Goal> In your copy, repeat the records exactly and leave out the pictures.

Data tied to figure images>
'''

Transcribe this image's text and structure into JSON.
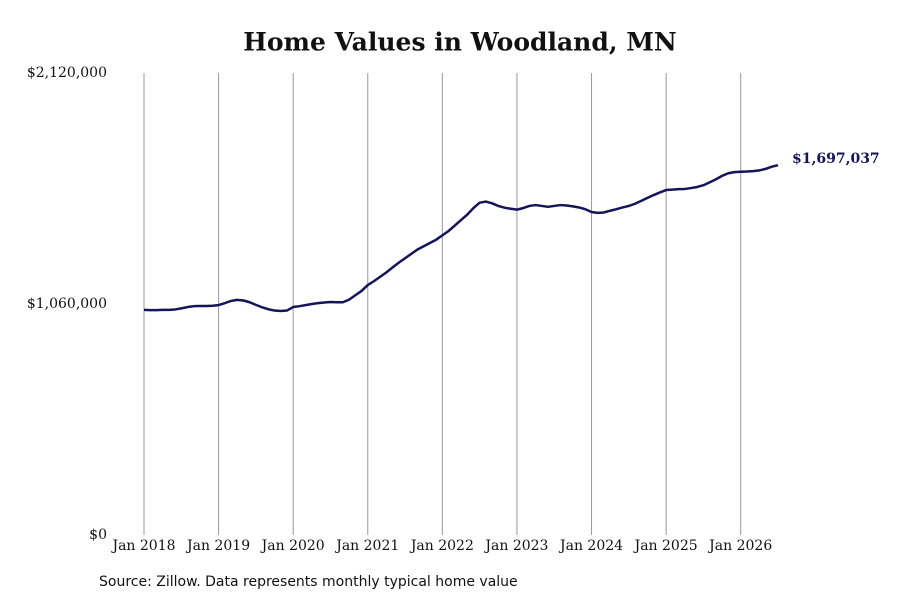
{
  "chart_data": {
    "type": "line",
    "title": "Home Values in Woodland, MN",
    "source": "Source: Zillow. Data represents monthly typical home value",
    "x": [
      "2018-01",
      "2018-02",
      "2018-03",
      "2018-04",
      "2018-05",
      "2018-06",
      "2018-07",
      "2018-08",
      "2018-09",
      "2018-10",
      "2018-11",
      "2018-12",
      "2019-01",
      "2019-02",
      "2019-03",
      "2019-04",
      "2019-05",
      "2019-06",
      "2019-07",
      "2019-08",
      "2019-09",
      "2019-10",
      "2019-11",
      "2019-12",
      "2020-01",
      "2020-02",
      "2020-03",
      "2020-04",
      "2020-05",
      "2020-06",
      "2020-07",
      "2020-08",
      "2020-09",
      "2020-10",
      "2020-11",
      "2020-12",
      "2021-01",
      "2021-02",
      "2021-03",
      "2021-04",
      "2021-05",
      "2021-06",
      "2021-07",
      "2021-08",
      "2021-09",
      "2021-10",
      "2021-11",
      "2021-12",
      "2022-01",
      "2022-02",
      "2022-03",
      "2022-04",
      "2022-05",
      "2022-06",
      "2022-07",
      "2022-08",
      "2022-09",
      "2022-10",
      "2022-11",
      "2022-12",
      "2023-01",
      "2023-02",
      "2023-03",
      "2023-04",
      "2023-05",
      "2023-06",
      "2023-07",
      "2023-08",
      "2023-09",
      "2023-10",
      "2023-11",
      "2023-12",
      "2024-01",
      "2024-02",
      "2024-03",
      "2024-04",
      "2024-05",
      "2024-06",
      "2024-07",
      "2024-08",
      "2024-09",
      "2024-10",
      "2024-11",
      "2024-12",
      "2025-01",
      "2025-02",
      "2025-03",
      "2025-04",
      "2025-05",
      "2025-06",
      "2025-07",
      "2025-08",
      "2025-09",
      "2025-10",
      "2025-11",
      "2025-12",
      "2026-01",
      "2026-02",
      "2026-03",
      "2026-04",
      "2026-05",
      "2026-06",
      "2026-07"
    ],
    "series": [
      {
        "name": "Woodland, MN",
        "color": "#141459",
        "values": [
          1033000,
          1032000,
          1032000,
          1033000,
          1033000,
          1035000,
          1040000,
          1046000,
          1050000,
          1051000,
          1051000,
          1052000,
          1055000,
          1064000,
          1074000,
          1079000,
          1076000,
          1068000,
          1056000,
          1045000,
          1036000,
          1030000,
          1028000,
          1030000,
          1046000,
          1050000,
          1055000,
          1060000,
          1064000,
          1067000,
          1069000,
          1068000,
          1068000,
          1080000,
          1100000,
          1120000,
          1147000,
          1165000,
          1185000,
          1205000,
          1228000,
          1250000,
          1270000,
          1290000,
          1310000,
          1325000,
          1340000,
          1355000,
          1375000,
          1395000,
          1420000,
          1445000,
          1470000,
          1500000,
          1525000,
          1530000,
          1522000,
          1510000,
          1502000,
          1497000,
          1493000,
          1500000,
          1510000,
          1514000,
          1510000,
          1506000,
          1510000,
          1514000,
          1512000,
          1508000,
          1503000,
          1495000,
          1482000,
          1478000,
          1480000,
          1488000,
          1495000,
          1503000,
          1510000,
          1520000,
          1533000,
          1547000,
          1560000,
          1572000,
          1583000,
          1585000,
          1587000,
          1588000,
          1592000,
          1597000,
          1605000,
          1618000,
          1632000,
          1648000,
          1660000,
          1665000,
          1667000,
          1668000,
          1670000,
          1673000,
          1680000,
          1690000,
          1697037
        ],
        "end_label": "$1,697,037"
      }
    ],
    "xlim": [
      "2018-01",
      "2026-07"
    ],
    "xticks": [
      {
        "value": "2018-01",
        "label": "Jan 2018"
      },
      {
        "value": "2019-01",
        "label": "Jan 2019"
      },
      {
        "value": "2020-01",
        "label": "Jan 2020"
      },
      {
        "value": "2021-01",
        "label": "Jan 2021"
      },
      {
        "value": "2022-01",
        "label": "Jan 2022"
      },
      {
        "value": "2023-01",
        "label": "Jan 2023"
      },
      {
        "value": "2024-01",
        "label": "Jan 2024"
      },
      {
        "value": "2025-01",
        "label": "Jan 2025"
      },
      {
        "value": "2026-01",
        "label": "Jan 2026"
      }
    ],
    "ylim": [
      0,
      2120000
    ],
    "yticks": [
      {
        "value": 0,
        "label": "$0"
      },
      {
        "value": 1060000,
        "label": "$1,060,000"
      },
      {
        "value": 2120000,
        "label": "$2,120,000"
      }
    ],
    "grid": "x"
  }
}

'''

Finished exercise>
Transcribe this image's text and structure into JSON.
{
  "chart_data": {
    "type": "line",
    "title": "Home Values in Woodland, MN",
    "source": "Source: Zillow. Data represents monthly typical home value",
    "x": [
      "2018-01",
      "2018-02",
      "2018-03",
      "2018-04",
      "2018-05",
      "2018-06",
      "2018-07",
      "2018-08",
      "2018-09",
      "2018-10",
      "2018-11",
      "2018-12",
      "2019-01",
      "2019-02",
      "2019-03",
      "2019-04",
      "2019-05",
      "2019-06",
      "2019-07",
      "2019-08",
      "2019-09",
      "2019-10",
      "2019-11",
      "2019-12",
      "2020-01",
      "2020-02",
      "2020-03",
      "2020-04",
      "2020-05",
      "2020-06",
      "2020-07",
      "2020-08",
      "2020-09",
      "2020-10",
      "2020-11",
      "2020-12",
      "2021-01",
      "2021-02",
      "2021-03",
      "2021-04",
      "2021-05",
      "2021-06",
      "2021-07",
      "2021-08",
      "2021-09",
      "2021-10",
      "2021-11",
      "2021-12",
      "2022-01",
      "2022-02",
      "2022-03",
      "2022-04",
      "2022-05",
      "2022-06",
      "2022-07",
      "2022-08",
      "2022-09",
      "2022-10",
      "2022-11",
      "2022-12",
      "2023-01",
      "2023-02",
      "2023-03",
      "2023-04",
      "2023-05",
      "2023-06",
      "2023-07",
      "2023-08",
      "2023-09",
      "2023-10",
      "2023-11",
      "2023-12",
      "2024-01",
      "2024-02",
      "2024-03",
      "2024-04",
      "2024-05",
      "2024-06",
      "2024-07",
      "2024-08",
      "2024-09",
      "2024-10",
      "2024-11",
      "2024-12",
      "2025-01",
      "2025-02",
      "2025-03",
      "2025-04",
      "2025-05",
      "2025-06",
      "2025-07",
      "2025-08",
      "2025-09",
      "2025-10",
      "2025-11",
      "2025-12",
      "2026-01",
      "2026-02",
      "2026-03",
      "2026-04",
      "2026-05",
      "2026-06",
      "2026-07"
    ],
    "series": [
      {
        "name": "Woodland, MN",
        "color": "#141459",
        "values": [
          1033000,
          1032000,
          1032000,
          1033000,
          1033000,
          1035000,
          1040000,
          1046000,
          1050000,
          1051000,
          1051000,
          1052000,
          1055000,
          1064000,
          1074000,
          1079000,
          1076000,
          1068000,
          1056000,
          1045000,
          1036000,
          1030000,
          1028000,
          1030000,
          1046000,
          1050000,
          1055000,
          1060000,
          1064000,
          1067000,
          1069000,
          1068000,
          1068000,
          1080000,
          1100000,
          1120000,
          1147000,
          1165000,
          1185000,
          1205000,
          1228000,
          1250000,
          1270000,
          1290000,
          1310000,
          1325000,
          1340000,
          1355000,
          1375000,
          1395000,
          1420000,
          1445000,
          1470000,
          1500000,
          1525000,
          1530000,
          1522000,
          1510000,
          1502000,
          1497000,
          1493000,
          1500000,
          1510000,
          1514000,
          1510000,
          1506000,
          1510000,
          1514000,
          1512000,
          1508000,
          1503000,
          1495000,
          1482000,
          1478000,
          1480000,
          1488000,
          1495000,
          1503000,
          1510000,
          1520000,
          1533000,
          1547000,
          1560000,
          1572000,
          1583000,
          1585000,
          1587000,
          1588000,
          1592000,
          1597000,
          1605000,
          1618000,
          1632000,
          1648000,
          1660000,
          1665000,
          1667000,
          1668000,
          1670000,
          1673000,
          1680000,
          1690000,
          1697037
        ],
        "end_label": "$1,697,037"
      }
    ],
    "xlim": [
      "2018-01",
      "2026-07"
    ],
    "xticks": [
      {
        "value": "2018-01",
        "label": "Jan 2018"
      },
      {
        "value": "2019-01",
        "label": "Jan 2019"
      },
      {
        "value": "2020-01",
        "label": "Jan 2020"
      },
      {
        "value": "2021-01",
        "label": "Jan 2021"
      },
      {
        "value": "2022-01",
        "label": "Jan 2022"
      },
      {
        "value": "2023-01",
        "label": "Jan 2023"
      },
      {
        "value": "2024-01",
        "label": "Jan 2024"
      },
      {
        "value": "2025-01",
        "label": "Jan 2025"
      },
      {
        "value": "2026-01",
        "label": "Jan 2026"
      }
    ],
    "ylim": [
      0,
      2120000
    ],
    "yticks": [
      {
        "value": 0,
        "label": "$0"
      },
      {
        "value": 1060000,
        "label": "$1,060,000"
      },
      {
        "value": 2120000,
        "label": "$2,120,000"
      }
    ],
    "grid": "x"
  }
}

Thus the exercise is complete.